→ Source text:
# # # #

Source code for taq_data_analysis_responses_physical_short_long

''' TAQ data analysis module.

The functions in the module analyze the data from the NASDAQ stock market,
computing the self- and cross-response functions.

This script requires the following modules:
    * itertools
    * multiprocessing
    * numpy
    * pandas
    * pickle
    * taq_data_tools_responses_physical_short_long

The module contains the following functions:
    * taq_self_response_day_responses_physical_short_long_data - computes the
      self response of a day.
    * taq_self_response_year_responses_physical_short_long_data - computes the
      self response of a year.
    * taq_cross_response_day_responses_physical_short_long_data - computes the
      cross response of a day.
    * taq_cross_response_year_responses_physical_short_long_data - computes the
      cross response of a year.
    * main - the main function of the script.

.. moduleauthor:: Juan Camilo Henao Londono <www.github.com/juanhenao21>
'''

# ----------------------------------------------------------------------------
# Modules

from itertools import product as iprod
import multiprocessing as mp
import numpy as np
import pandas as pd
import pickle

import taq_data_tools_responses_physical_short_long

# ----------------------------------------------------------------------------


[docs]def taq_self_response_day_responses_physical_short_long_data(ticker, date, tau,
                                                             tau_p):
    """Computes the self-response of a day.

# # # #

→ Items:
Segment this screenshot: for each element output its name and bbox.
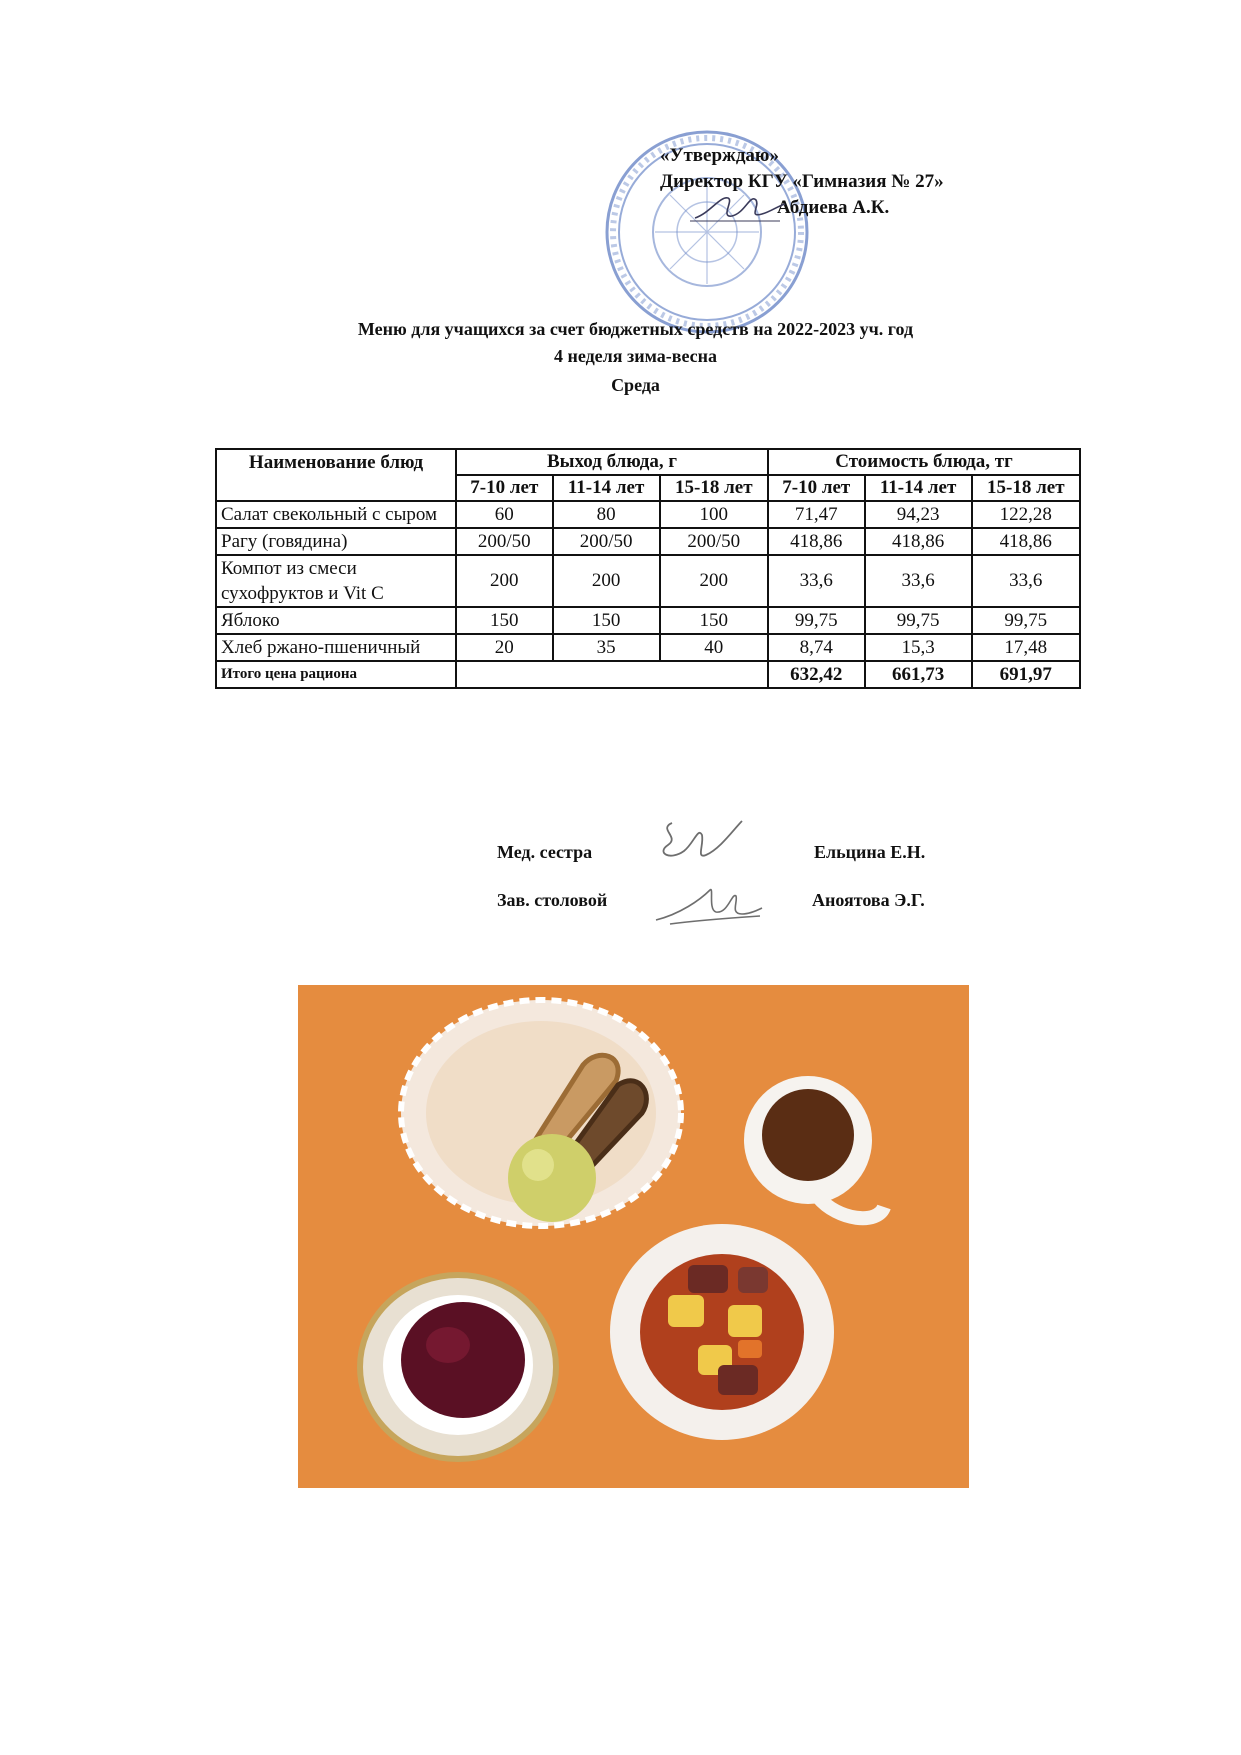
menu-table (215, 448, 1081, 689)
cost-cell: 33,6 (972, 555, 1080, 607)
nurse-signature (650, 815, 750, 870)
nurse-role: Мед. сестра (497, 842, 593, 862)
dish-name: Рагу (говядина) (216, 528, 456, 555)
nurse-name: Ельцина Е.Н. (814, 842, 926, 862)
table-row (216, 555, 1080, 607)
header-age: 11-14 лет (865, 475, 972, 501)
cost-cell: 122,28 (972, 501, 1080, 528)
approval-director: Директор КГУ «Гимназия № 27» (660, 171, 944, 192)
yield-cell: 20 (456, 634, 553, 661)
header-dish: Наименование блюд (216, 449, 456, 501)
dish-name: Яблоко (216, 607, 456, 634)
total-yield-empty (456, 661, 768, 688)
document-subtitle-day: Среда (611, 375, 660, 395)
cost-cell: 99,75 (972, 607, 1080, 634)
canteen-head-signature (650, 880, 765, 930)
dish-name: Компот из смеси сухофруктов и Vit C (216, 555, 456, 607)
cost-cell: 99,75 (768, 607, 865, 634)
total-label: Итого цена рациона (216, 661, 456, 688)
total-cost-cell: 661,73 (865, 661, 972, 688)
table-row (216, 528, 1080, 555)
cost-cell: 33,6 (768, 555, 865, 607)
approval-director-name: Абдиева А.К. (777, 197, 890, 218)
table-row (216, 634, 1080, 661)
canteen-head-role: Зав. столовой (497, 890, 608, 910)
header-age: 7-10 лет (768, 475, 865, 501)
cost-cell: 33,6 (865, 555, 972, 607)
cost-cell: 418,86 (972, 528, 1080, 555)
yield-cell: 100 (660, 501, 768, 528)
yield-cell: 200/50 (456, 528, 553, 555)
yield-cell: 40 (660, 634, 768, 661)
header-age: 7-10 лет (456, 475, 553, 501)
cost-cell: 71,47 (768, 501, 865, 528)
header-age: 15-18 лет (972, 475, 1080, 501)
yield-cell: 200/50 (553, 528, 660, 555)
cost-cell: 94,23 (865, 501, 972, 528)
cost-cell: 8,74 (768, 634, 865, 661)
table-row (216, 501, 1080, 528)
table-row (216, 607, 1080, 634)
cost-cell: 17,48 (972, 634, 1080, 661)
yield-cell: 60 (456, 501, 553, 528)
table-total-row (216, 661, 1080, 688)
header-cost: Стоимость блюда, тг (768, 449, 1080, 475)
director-signature (690, 188, 790, 228)
cost-cell: 418,86 (768, 528, 865, 555)
document-subtitle-week: 4 неделя зима-весна (553, 346, 718, 366)
canteen-head-name: Аноятова Э.Г. (812, 890, 925, 910)
yield-cell: 150 (456, 607, 553, 634)
yield-cell: 150 (553, 607, 660, 634)
dish-name: Хлеб ржано-пшеничный (216, 634, 456, 661)
dish-name: Салат свекольный с сыром (216, 501, 456, 528)
yield-cell: 80 (553, 501, 660, 528)
lunch-photo (298, 985, 969, 1488)
yield-cell: 200 (553, 555, 660, 607)
yield-cell: 200 (456, 555, 553, 607)
cost-cell: 15,3 (865, 634, 972, 661)
total-cost-cell: 691,97 (972, 661, 1080, 688)
header-age: 11-14 лет (553, 475, 660, 501)
cost-cell: 99,75 (865, 607, 972, 634)
yield-cell: 200/50 (660, 528, 768, 555)
yield-cell: 150 (660, 607, 768, 634)
yield-cell: 200 (660, 555, 768, 607)
approval-line: «Утверждаю» (660, 145, 779, 166)
total-cost-cell: 632,42 (768, 661, 865, 688)
cost-cell: 418,86 (865, 528, 972, 555)
yield-cell: 35 (553, 634, 660, 661)
header-yield: Выход блюда, г (456, 449, 768, 475)
header-age: 15-18 лет (660, 475, 768, 501)
document-title: Меню для учащихся за счет бюджетных средств на 2022-2023 уч. год (357, 319, 914, 339)
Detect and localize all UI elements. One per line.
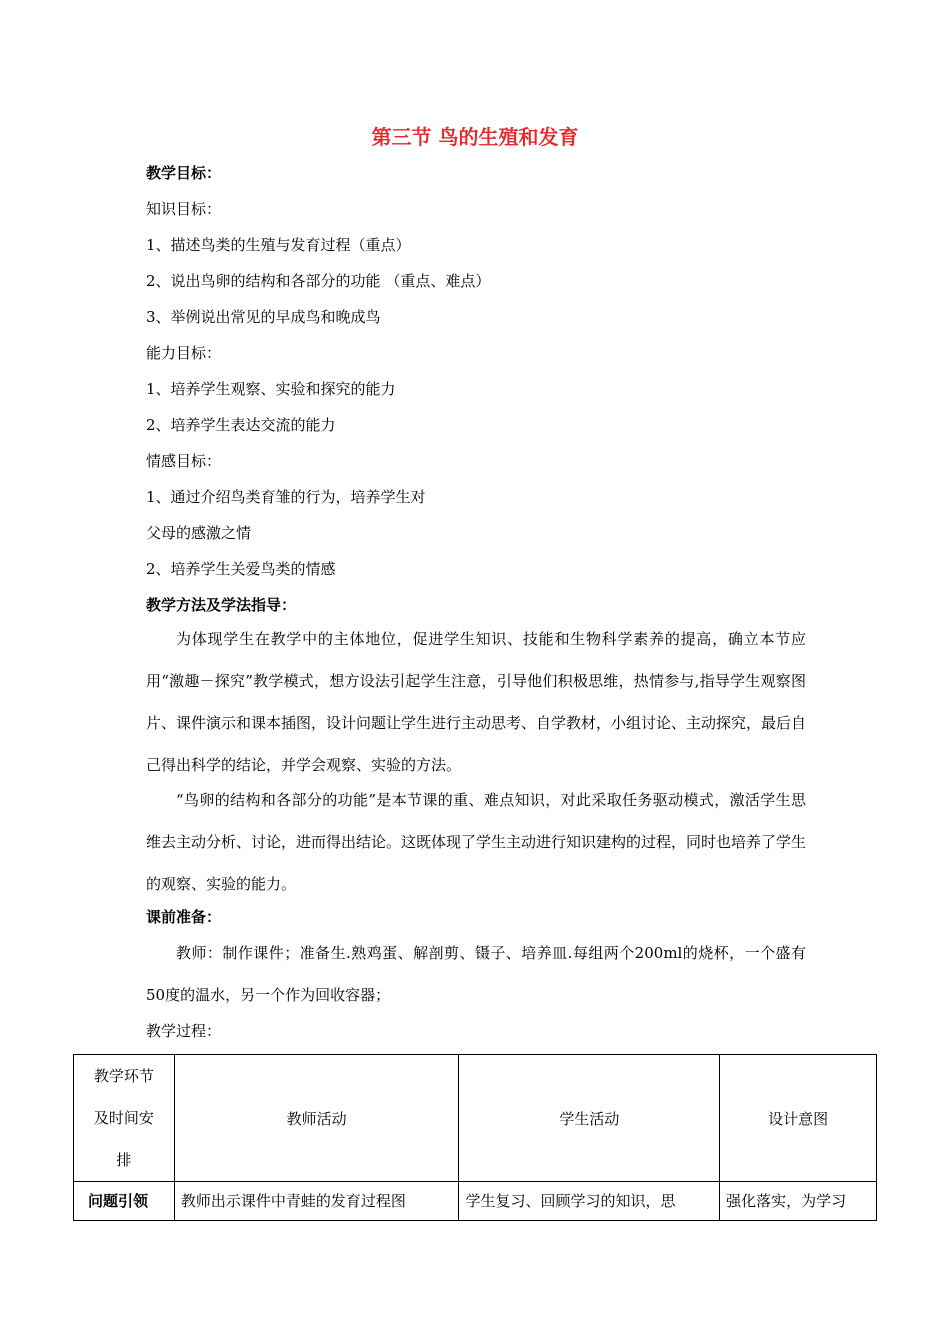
process-heading: 教学过程：: [146, 1022, 222, 1040]
knowledge-item: 2、说出鸟卵的结构和各部分的功能 （重点、难点）: [146, 272, 491, 290]
prep-heading: 课前准备：: [146, 908, 222, 926]
knowledge-item: 1、描述鸟类的生殖与发育过程（重点）: [146, 236, 411, 254]
table-cell: 问题引领: [74, 1182, 175, 1221]
method-paragraph: “鸟卵的结构和各部分的功能”是本节课的重、难点知识，对此采取任务驱动模式，激活学生思维去主动分析、讨论，进而得出结论。这既体现了学生主动进行知识建构的过程，同时也培养了学生的观察、实验的能力。: [146, 791, 807, 893]
ability-item: 2、培养学生表达交流的能力: [146, 416, 336, 434]
prep-paragraph: 教师：制作课件；准备生.熟鸡蛋、解剖剪、镊子、培养皿.每组两个200ml的烧杯，一个盛有50度的温水，另一个作为回收容器；: [146, 944, 806, 1004]
emotion-item: 父母的感激之情: [146, 524, 252, 542]
method-heading: 教学方法及学法指导：: [146, 596, 297, 614]
table-row: [74, 1182, 877, 1221]
ability-heading: 能力目标：: [146, 344, 222, 362]
table-header-cell: 学生活动: [459, 1055, 720, 1182]
table-cell: 强化落实，为学习: [720, 1182, 877, 1221]
emotion-item: 1、通过介绍鸟类育雏的行为，培养学生对: [146, 488, 426, 506]
emotion-item: 2、培养学生关爱鸟类的情感: [146, 560, 336, 578]
table-header-cell: 教学环节及时间安排: [74, 1055, 175, 1182]
table-header-row: [74, 1055, 877, 1182]
emotion-heading: 情感目标：: [146, 452, 222, 470]
method-paragraph: 为体现学生在教学中的主体地位，促进学生知识、技能和生物科学素养的提高，确立本节应用“激趣－探究”教学模式，想方设法引起学生注意，引导他们积极思维，热情参与,指导学生观察图片、课件演示和课本插图，设计问题让学生进行主动思考、自学教材，小组讨论、主动探究，最后自己得出科学的结论，并学会观察、实验的方法。: [146, 630, 807, 774]
table-cell: 教师出示课件中青蛙的发育过程图: [174, 1182, 459, 1221]
knowledge-heading: 知识目标：: [146, 200, 222, 218]
knowledge-item: 3、举例说出常见的早成鸟和晚成鸟: [146, 308, 381, 326]
page-title: 第三节 鸟的生殖和发育: [371, 125, 579, 149]
ability-item: 1、培养学生观察、实验和探究的能力: [146, 380, 396, 398]
table-cell: 学生复习、回顾学习的知识，思: [459, 1182, 720, 1221]
table-header-cell: 教师活动: [174, 1055, 459, 1182]
goals-heading: 教学目标：: [146, 164, 222, 182]
teaching-process-table: [73, 1054, 877, 1221]
table-header-cell: 设计意图: [720, 1055, 877, 1182]
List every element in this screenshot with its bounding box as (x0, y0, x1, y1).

# # # #

→ Written tasks:
1 > From the TAQ data analysis module source above, give again the stretch from "The module contains" through "self response of a day.".
2 > According to the TAQ data analysis module source, which stock market's data do the functions in the module analyze?

→ Exercise answers:
1 >
The module contains the following functions:
    * taq_self_response_day_responses_physical_short_long_data - computes the
      self response of a day.

2 > The NASDAQ stock market.